What to produce: What is the count of lines that hold the word "JSON"? Give only the number.

start Supplied material

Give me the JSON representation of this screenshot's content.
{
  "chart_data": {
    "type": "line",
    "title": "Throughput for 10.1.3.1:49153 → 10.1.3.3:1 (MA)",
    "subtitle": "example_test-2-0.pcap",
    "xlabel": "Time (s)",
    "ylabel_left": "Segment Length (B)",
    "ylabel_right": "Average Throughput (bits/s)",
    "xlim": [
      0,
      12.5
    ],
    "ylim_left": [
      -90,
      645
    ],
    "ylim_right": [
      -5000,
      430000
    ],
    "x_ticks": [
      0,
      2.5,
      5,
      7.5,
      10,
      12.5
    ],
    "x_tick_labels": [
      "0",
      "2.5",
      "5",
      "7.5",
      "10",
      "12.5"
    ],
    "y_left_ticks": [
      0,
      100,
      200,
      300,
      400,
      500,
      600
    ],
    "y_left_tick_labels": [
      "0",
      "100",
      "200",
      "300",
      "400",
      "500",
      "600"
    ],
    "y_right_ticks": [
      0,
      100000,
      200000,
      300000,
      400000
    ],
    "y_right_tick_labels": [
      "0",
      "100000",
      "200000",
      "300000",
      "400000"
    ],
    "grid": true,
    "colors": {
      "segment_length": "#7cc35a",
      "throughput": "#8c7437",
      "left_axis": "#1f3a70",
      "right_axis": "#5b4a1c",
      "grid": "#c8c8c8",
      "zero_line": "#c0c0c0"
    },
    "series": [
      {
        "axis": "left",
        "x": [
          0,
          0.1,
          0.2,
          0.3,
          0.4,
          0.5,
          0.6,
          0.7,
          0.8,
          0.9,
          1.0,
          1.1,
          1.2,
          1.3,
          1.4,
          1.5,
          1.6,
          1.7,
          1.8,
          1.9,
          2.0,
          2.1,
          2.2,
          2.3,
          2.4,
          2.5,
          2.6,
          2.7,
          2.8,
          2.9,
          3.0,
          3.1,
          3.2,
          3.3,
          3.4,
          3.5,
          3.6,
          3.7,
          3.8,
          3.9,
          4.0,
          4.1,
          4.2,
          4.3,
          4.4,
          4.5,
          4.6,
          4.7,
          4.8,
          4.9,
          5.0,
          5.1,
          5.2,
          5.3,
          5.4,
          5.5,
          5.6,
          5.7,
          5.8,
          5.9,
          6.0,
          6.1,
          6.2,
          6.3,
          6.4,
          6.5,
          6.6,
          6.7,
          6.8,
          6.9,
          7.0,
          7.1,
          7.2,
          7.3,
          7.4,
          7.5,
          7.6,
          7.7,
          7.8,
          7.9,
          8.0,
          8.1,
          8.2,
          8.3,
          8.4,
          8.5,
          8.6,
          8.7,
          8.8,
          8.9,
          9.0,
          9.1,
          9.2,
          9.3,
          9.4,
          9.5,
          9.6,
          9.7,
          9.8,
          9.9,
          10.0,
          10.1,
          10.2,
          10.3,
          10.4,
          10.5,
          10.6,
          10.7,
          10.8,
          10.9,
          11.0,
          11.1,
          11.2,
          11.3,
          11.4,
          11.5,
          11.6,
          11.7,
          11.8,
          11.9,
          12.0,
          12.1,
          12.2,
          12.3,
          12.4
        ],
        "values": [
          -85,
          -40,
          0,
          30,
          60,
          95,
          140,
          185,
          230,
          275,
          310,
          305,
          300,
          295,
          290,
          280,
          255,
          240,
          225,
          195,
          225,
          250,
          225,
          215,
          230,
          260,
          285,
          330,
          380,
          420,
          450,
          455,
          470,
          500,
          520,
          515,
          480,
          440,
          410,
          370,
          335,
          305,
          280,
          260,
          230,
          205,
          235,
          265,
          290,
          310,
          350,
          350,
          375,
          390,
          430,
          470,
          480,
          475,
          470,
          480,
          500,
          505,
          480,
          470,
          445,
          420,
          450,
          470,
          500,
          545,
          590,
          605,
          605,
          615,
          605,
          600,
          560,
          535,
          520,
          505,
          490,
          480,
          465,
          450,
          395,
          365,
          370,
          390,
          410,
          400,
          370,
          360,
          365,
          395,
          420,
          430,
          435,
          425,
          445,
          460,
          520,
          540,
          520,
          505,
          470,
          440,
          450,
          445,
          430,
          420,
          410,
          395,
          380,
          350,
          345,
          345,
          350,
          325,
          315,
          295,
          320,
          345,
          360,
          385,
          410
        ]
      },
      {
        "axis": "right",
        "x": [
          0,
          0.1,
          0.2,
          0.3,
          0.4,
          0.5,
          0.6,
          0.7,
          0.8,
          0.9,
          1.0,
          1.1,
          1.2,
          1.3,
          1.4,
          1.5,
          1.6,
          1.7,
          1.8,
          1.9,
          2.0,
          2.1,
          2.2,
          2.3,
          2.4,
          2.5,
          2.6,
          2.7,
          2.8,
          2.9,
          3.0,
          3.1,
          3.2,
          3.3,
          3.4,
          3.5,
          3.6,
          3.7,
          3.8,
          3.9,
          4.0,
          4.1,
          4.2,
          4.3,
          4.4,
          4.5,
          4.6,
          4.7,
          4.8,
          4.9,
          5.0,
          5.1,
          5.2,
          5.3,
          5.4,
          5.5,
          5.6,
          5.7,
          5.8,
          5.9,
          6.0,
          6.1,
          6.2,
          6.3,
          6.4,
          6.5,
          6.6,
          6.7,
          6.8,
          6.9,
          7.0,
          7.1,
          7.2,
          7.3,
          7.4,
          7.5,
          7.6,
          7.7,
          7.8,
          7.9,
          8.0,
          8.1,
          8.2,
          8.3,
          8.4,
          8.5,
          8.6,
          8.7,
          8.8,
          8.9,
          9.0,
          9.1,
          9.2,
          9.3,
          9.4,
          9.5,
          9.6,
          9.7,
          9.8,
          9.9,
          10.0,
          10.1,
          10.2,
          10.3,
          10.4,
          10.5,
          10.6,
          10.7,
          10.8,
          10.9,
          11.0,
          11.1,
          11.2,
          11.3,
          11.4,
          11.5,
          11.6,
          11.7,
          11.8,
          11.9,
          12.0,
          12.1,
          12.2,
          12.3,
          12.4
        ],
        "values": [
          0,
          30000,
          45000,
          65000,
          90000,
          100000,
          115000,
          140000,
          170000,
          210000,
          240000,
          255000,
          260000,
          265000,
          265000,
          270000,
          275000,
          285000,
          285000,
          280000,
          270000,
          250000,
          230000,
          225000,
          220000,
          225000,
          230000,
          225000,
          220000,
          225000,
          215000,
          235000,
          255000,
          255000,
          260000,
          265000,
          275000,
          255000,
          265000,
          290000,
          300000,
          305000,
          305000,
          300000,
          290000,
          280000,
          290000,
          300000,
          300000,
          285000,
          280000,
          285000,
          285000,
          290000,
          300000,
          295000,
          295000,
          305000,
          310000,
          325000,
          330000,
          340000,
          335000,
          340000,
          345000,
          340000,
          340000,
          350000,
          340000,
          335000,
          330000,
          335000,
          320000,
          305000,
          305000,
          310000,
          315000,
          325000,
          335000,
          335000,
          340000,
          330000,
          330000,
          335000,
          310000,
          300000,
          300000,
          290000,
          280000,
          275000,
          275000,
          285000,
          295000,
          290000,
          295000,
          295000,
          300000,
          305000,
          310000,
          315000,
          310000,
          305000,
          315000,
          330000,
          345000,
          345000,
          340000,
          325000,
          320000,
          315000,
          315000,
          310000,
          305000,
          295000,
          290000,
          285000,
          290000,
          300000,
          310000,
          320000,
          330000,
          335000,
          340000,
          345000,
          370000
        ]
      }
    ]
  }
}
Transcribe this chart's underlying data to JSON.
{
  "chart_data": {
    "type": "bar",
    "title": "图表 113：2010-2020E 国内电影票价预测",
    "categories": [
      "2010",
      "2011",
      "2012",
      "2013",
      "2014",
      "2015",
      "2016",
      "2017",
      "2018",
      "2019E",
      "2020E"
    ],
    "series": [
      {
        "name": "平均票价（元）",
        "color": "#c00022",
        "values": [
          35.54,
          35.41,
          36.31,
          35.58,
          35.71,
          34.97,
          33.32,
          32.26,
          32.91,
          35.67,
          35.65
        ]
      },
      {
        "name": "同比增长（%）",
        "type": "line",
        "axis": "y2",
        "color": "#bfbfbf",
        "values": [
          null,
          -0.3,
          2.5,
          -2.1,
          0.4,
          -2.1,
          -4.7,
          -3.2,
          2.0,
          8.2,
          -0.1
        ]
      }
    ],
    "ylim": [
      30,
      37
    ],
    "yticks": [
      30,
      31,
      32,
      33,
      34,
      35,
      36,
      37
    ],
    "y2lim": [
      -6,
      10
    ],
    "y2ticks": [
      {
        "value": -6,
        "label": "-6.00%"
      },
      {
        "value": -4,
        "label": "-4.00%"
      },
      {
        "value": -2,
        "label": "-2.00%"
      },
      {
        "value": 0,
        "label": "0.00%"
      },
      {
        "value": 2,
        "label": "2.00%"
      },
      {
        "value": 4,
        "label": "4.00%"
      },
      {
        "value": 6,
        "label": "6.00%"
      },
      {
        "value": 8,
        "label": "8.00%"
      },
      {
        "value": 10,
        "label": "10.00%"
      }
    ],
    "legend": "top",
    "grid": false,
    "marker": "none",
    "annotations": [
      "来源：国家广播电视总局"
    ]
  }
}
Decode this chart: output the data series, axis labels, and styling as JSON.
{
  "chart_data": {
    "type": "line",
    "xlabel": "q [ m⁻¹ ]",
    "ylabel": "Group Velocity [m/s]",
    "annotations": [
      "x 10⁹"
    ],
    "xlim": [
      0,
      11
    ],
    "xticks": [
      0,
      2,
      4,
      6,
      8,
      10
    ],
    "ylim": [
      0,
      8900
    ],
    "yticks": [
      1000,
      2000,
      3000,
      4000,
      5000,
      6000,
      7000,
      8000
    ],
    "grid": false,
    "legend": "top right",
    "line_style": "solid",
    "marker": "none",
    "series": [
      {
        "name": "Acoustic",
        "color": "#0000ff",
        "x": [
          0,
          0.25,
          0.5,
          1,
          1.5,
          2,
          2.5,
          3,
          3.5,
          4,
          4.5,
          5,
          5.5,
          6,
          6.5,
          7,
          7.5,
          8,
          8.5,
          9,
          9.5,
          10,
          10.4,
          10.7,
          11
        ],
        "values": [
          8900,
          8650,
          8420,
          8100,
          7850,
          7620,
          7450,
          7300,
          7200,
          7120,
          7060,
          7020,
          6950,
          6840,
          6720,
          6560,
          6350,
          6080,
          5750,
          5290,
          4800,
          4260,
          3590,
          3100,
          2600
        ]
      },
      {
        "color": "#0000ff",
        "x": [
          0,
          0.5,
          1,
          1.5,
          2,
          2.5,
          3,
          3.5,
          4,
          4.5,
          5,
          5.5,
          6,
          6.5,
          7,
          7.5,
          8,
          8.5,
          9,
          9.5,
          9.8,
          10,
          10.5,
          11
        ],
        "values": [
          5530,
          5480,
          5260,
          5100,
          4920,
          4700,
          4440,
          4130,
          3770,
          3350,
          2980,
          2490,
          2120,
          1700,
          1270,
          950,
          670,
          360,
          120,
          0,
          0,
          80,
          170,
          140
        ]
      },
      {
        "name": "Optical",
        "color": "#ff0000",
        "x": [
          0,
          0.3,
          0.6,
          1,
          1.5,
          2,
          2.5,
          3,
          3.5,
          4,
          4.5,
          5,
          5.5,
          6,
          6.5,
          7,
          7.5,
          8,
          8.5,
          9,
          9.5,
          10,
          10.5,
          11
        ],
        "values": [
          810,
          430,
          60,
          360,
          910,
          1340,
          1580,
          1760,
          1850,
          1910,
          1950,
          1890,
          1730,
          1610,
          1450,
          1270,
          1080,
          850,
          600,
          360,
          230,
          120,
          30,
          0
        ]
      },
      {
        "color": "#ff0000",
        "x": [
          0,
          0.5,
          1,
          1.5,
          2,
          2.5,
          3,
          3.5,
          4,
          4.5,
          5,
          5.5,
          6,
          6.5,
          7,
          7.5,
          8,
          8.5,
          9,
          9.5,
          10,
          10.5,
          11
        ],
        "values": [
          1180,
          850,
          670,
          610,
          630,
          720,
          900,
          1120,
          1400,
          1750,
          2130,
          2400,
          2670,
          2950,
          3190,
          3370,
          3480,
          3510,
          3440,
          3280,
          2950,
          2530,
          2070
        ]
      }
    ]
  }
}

end Supplied material

Written reply: 3